Where does the string "into" appear? Copy every line of the entries below that holds it.

Data tied to figure images
-*-

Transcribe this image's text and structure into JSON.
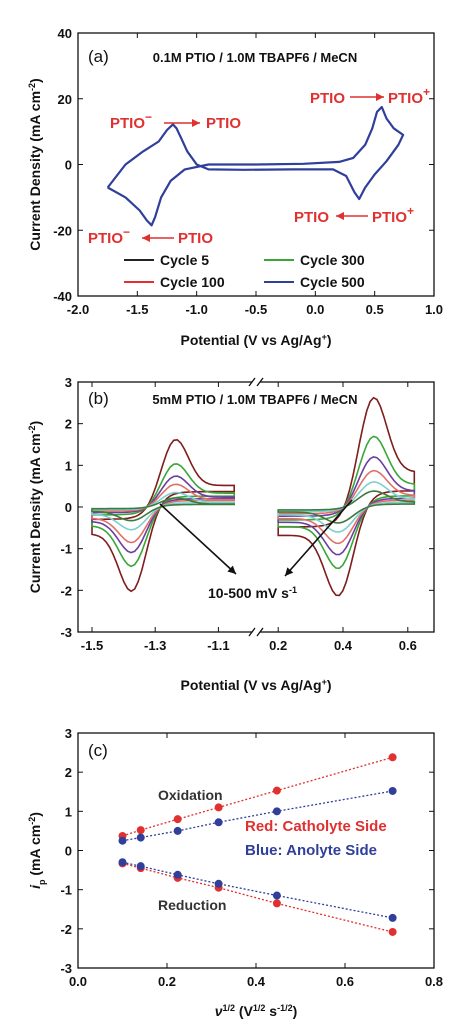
{
  "chart_data": [
    {
      "type": "line",
      "panel": "(a)",
      "title": "0.1M PTIO / 1.0M TBAPF6 / MeCN",
      "xlabel": "Potential (V vs Ag/Ag",
      "xlabel_sup": "+",
      "xlabel_end": ")",
      "ylabel": "Current Density (mA cm",
      "ylabel_sup": "-2",
      "ylabel_end": ")",
      "xlim": [
        -2.0,
        1.0
      ],
      "ylim": [
        -40,
        40
      ],
      "xticks": [
        -2.0,
        -1.5,
        -1.0,
        -0.5,
        0.0,
        0.5,
        1.0
      ],
      "xtick_labels": [
        "-2.0",
        "-1.5",
        "-1.0",
        "-0.5",
        "0.0",
        "0.5",
        "1.0"
      ],
      "yticks": [
        -40,
        -20,
        0,
        20,
        40
      ],
      "ytick_labels": [
        "-40",
        "-20",
        "0",
        "20",
        "40"
      ],
      "legend_position": "bottom-right",
      "series": [
        {
          "name": "Cycle 5",
          "color": "#222222"
        },
        {
          "name": "Cycle 100",
          "color": "#e03030"
        },
        {
          "name": "Cycle 300",
          "color": "#3aa63a"
        },
        {
          "name": "Cycle 500",
          "color": "#2f3f9a"
        }
      ],
      "cv_curve": [
        [
          -1.75,
          -7
        ],
        [
          -1.6,
          -10
        ],
        [
          -1.48,
          -14
        ],
        [
          -1.42,
          -17
        ],
        [
          -1.38,
          -18.5
        ],
        [
          -1.35,
          -16
        ],
        [
          -1.3,
          -10
        ],
        [
          -1.22,
          -5
        ],
        [
          -1.1,
          -1.5
        ],
        [
          -0.9,
          0
        ],
        [
          -0.5,
          0
        ],
        [
          -0.1,
          0.2
        ],
        [
          0.2,
          0.8
        ],
        [
          0.32,
          2
        ],
        [
          0.42,
          6
        ],
        [
          0.48,
          11
        ],
        [
          0.52,
          16
        ],
        [
          0.56,
          17.5
        ],
        [
          0.6,
          14
        ],
        [
          0.66,
          11
        ],
        [
          0.74,
          9
        ],
        [
          0.7,
          6
        ],
        [
          0.6,
          1
        ],
        [
          0.5,
          -3
        ],
        [
          0.42,
          -7
        ],
        [
          0.37,
          -10.5
        ],
        [
          0.33,
          -8.5
        ],
        [
          0.26,
          -3.5
        ],
        [
          0.15,
          -1.5
        ],
        [
          -0.2,
          -1.5
        ],
        [
          -0.6,
          -1.6
        ],
        [
          -0.9,
          -1.5
        ],
        [
          -1.0,
          0
        ],
        [
          -1.08,
          4
        ],
        [
          -1.13,
          8
        ],
        [
          -1.17,
          11
        ],
        [
          -1.2,
          12.2
        ],
        [
          -1.25,
          10.5
        ],
        [
          -1.32,
          7
        ],
        [
          -1.45,
          4
        ],
        [
          -1.6,
          0
        ],
        [
          -1.75,
          -7
        ]
      ],
      "annotations": {
        "top_left": {
          "from": "PTIO",
          "from_sup": "−",
          "to": "PTIO"
        },
        "top_right": {
          "from": "PTIO",
          "to": "PTIO",
          "to_sup": "+"
        },
        "bottom_right": {
          "from": "PTIO",
          "to": "PTIO",
          "to_sup": "+"
        },
        "bottom_left": {
          "from": "PTIO",
          "from_sup": "−",
          "to": "PTIO"
        }
      }
    },
    {
      "type": "line",
      "panel": "(b)",
      "title": "5mM PTIO / 1.0M TBAPF6 / MeCN",
      "xlabel": "Potential (V vs Ag/Ag",
      "xlabel_sup": "+",
      "xlabel_end": ")",
      "ylabel": "Current Density (mA cm",
      "ylabel_sup": "-2",
      "ylabel_end": ")",
      "ylim": [
        -3,
        3
      ],
      "yticks": [
        -3,
        -2,
        -1,
        0,
        1,
        2,
        3
      ],
      "ytick_labels": [
        "-3",
        "-2",
        "-1",
        "0",
        "1",
        "2",
        "3"
      ],
      "x_break": true,
      "x_left_range": [
        -1.5,
        -1.0
      ],
      "x_left_ticks": [
        -1.5,
        -1.3,
        -1.1
      ],
      "x_left_tick_labels": [
        "-1.5",
        "-1.3",
        "-1.1"
      ],
      "x_right_range": [
        0.15,
        0.65
      ],
      "x_right_ticks": [
        0.2,
        0.4,
        0.6
      ],
      "x_right_tick_labels": [
        "0.2",
        "0.4",
        "0.6"
      ],
      "annotation": {
        "text": "10-500 mV s",
        "sup": "-1"
      },
      "curve_colors": [
        "#7f1d1d",
        "#3aa63a",
        "#6b3fa0",
        "#e0706a",
        "#7ed0d0",
        "#3d7a3d"
      ],
      "ox_peaks": [
        1.48,
        0.95,
        0.68,
        0.5,
        0.32,
        0.2
      ],
      "red_peaks": [
        -1.85,
        -1.3,
        -1.0,
        -0.78,
        -0.5,
        -0.3
      ],
      "ox_peaks_right": [
        2.4,
        1.55,
        1.1,
        0.8,
        0.55,
        0.35
      ],
      "red_peaks_right": [
        -1.95,
        -1.35,
        -1.05,
        -0.8,
        -0.55,
        -0.35
      ]
    },
    {
      "type": "scatter",
      "panel": "(c)",
      "xlabel": "ν",
      "xlabel_sup1": "1/2",
      "xlabel_mid": " (V",
      "xlabel_sup2": "1/2",
      "xlabel_mid2": " s",
      "xlabel_sup3": "-1/2",
      "xlabel_end": ")",
      "ylabel": "i",
      "ylabel_sub": "p",
      "ylabel_rest": " (mA cm",
      "ylabel_sup": "-2",
      "ylabel_end": ")",
      "xlim": [
        0.0,
        0.8
      ],
      "ylim": [
        -3,
        3
      ],
      "xticks": [
        0.0,
        0.2,
        0.4,
        0.6,
        0.8
      ],
      "xtick_labels": [
        "0.0",
        "0.2",
        "0.4",
        "0.6",
        "0.8"
      ],
      "yticks": [
        -3,
        -2,
        -1,
        0,
        1,
        2,
        3
      ],
      "ytick_labels": [
        "-3",
        "-2",
        "-1",
        "0",
        "1",
        "2",
        "3"
      ],
      "labels": {
        "oxidation": "Oxidation",
        "reduction": "Reduction",
        "red_side": "Red: Catholyte Side",
        "blue_side": "Blue: Anolyte Side"
      },
      "x": [
        0.1,
        0.141,
        0.224,
        0.316,
        0.447,
        0.707
      ],
      "series": [
        {
          "color": "#e03030",
          "values": [
            0.37,
            0.52,
            0.8,
            1.1,
            1.53,
            2.38
          ]
        },
        {
          "color": "#2f3f9a",
          "values": [
            0.25,
            0.33,
            0.5,
            0.72,
            1.0,
            1.52
          ]
        },
        {
          "color": "#e03030",
          "values": [
            -0.33,
            -0.45,
            -0.7,
            -0.95,
            -1.35,
            -2.08
          ]
        },
        {
          "color": "#2f3f9a",
          "values": [
            -0.3,
            -0.4,
            -0.62,
            -0.85,
            -1.15,
            -1.72
          ]
        }
      ]
    }
  ]
}
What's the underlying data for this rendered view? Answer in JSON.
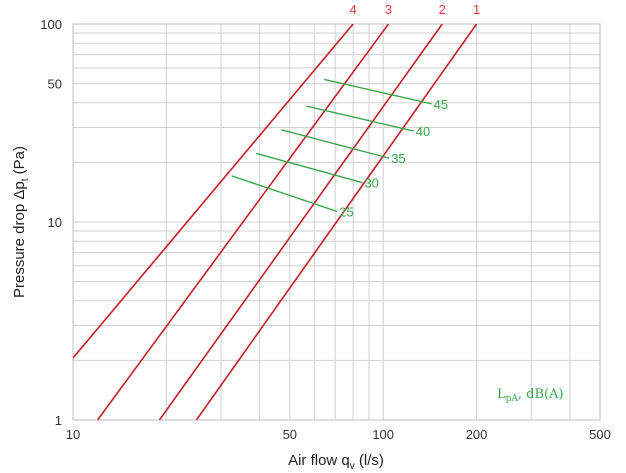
{
  "chart_data": {
    "type": "line",
    "x_scale": "log",
    "y_scale": "log",
    "xlim": [
      10,
      500
    ],
    "ylim": [
      1,
      100
    ],
    "xlabel": "Air flow q",
    "xlabel_sub": "v",
    "xlabel_unit": " (l/s)",
    "ylabel": "Pressure drop Δp",
    "ylabel_sub": "t",
    "ylabel_unit": " (Pa)",
    "x_ticks": [
      {
        "value": 10,
        "label": "10"
      },
      {
        "value": 50,
        "label": "50"
      },
      {
        "value": 100,
        "label": "100"
      },
      {
        "value": 200,
        "label": "200"
      },
      {
        "value": 500,
        "label": "500"
      }
    ],
    "y_ticks": [
      {
        "value": 1,
        "label": "1"
      },
      {
        "value": 10,
        "label": "10"
      },
      {
        "value": 50,
        "label": "50"
      },
      {
        "value": 100,
        "label": "100"
      }
    ],
    "grid": true,
    "series_color": "#c41e24",
    "series_label_color": "#e8393a",
    "series": [
      {
        "label": "1",
        "points": [
          [
            25,
            1
          ],
          [
            200,
            100
          ]
        ]
      },
      {
        "label": "2",
        "points": [
          [
            19,
            1
          ],
          [
            155,
            100
          ]
        ]
      },
      {
        "label": "3",
        "points": [
          [
            12,
            1
          ],
          [
            104,
            100
          ]
        ]
      },
      {
        "label": "4",
        "points": [
          [
            6.8,
            1
          ],
          [
            80,
            100
          ]
        ]
      }
    ],
    "sound_color": "#3aa64a",
    "sound_lines": [
      {
        "label": "25",
        "points": [
          [
            32.5,
            17.1
          ],
          [
            68.0,
            11.3
          ]
        ]
      },
      {
        "label": "30",
        "points": [
          [
            39.0,
            22.2
          ],
          [
            82.0,
            15.8
          ]
        ]
      },
      {
        "label": "35",
        "points": [
          [
            47.0,
            29.2
          ],
          [
            100.0,
            21.0
          ]
        ]
      },
      {
        "label": "40",
        "points": [
          [
            56.5,
            38.5
          ],
          [
            120.0,
            28.8
          ]
        ]
      },
      {
        "label": "45",
        "points": [
          [
            64.5,
            52.5
          ],
          [
            137.0,
            39.5
          ]
        ]
      }
    ],
    "annotation": {
      "text_main": "L",
      "text_sub": "pA",
      "text_rest": ", dB(A)"
    }
  }
}
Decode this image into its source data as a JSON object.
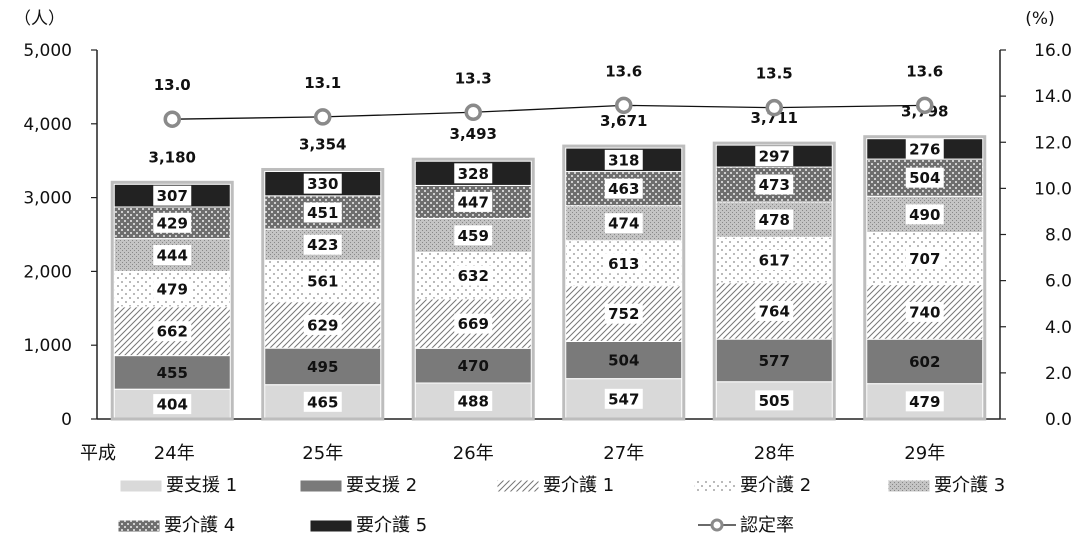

-*-

Exercise response:
Transcribe this image's text and structure into JSON.
Decode this image into its source data as a JSON object.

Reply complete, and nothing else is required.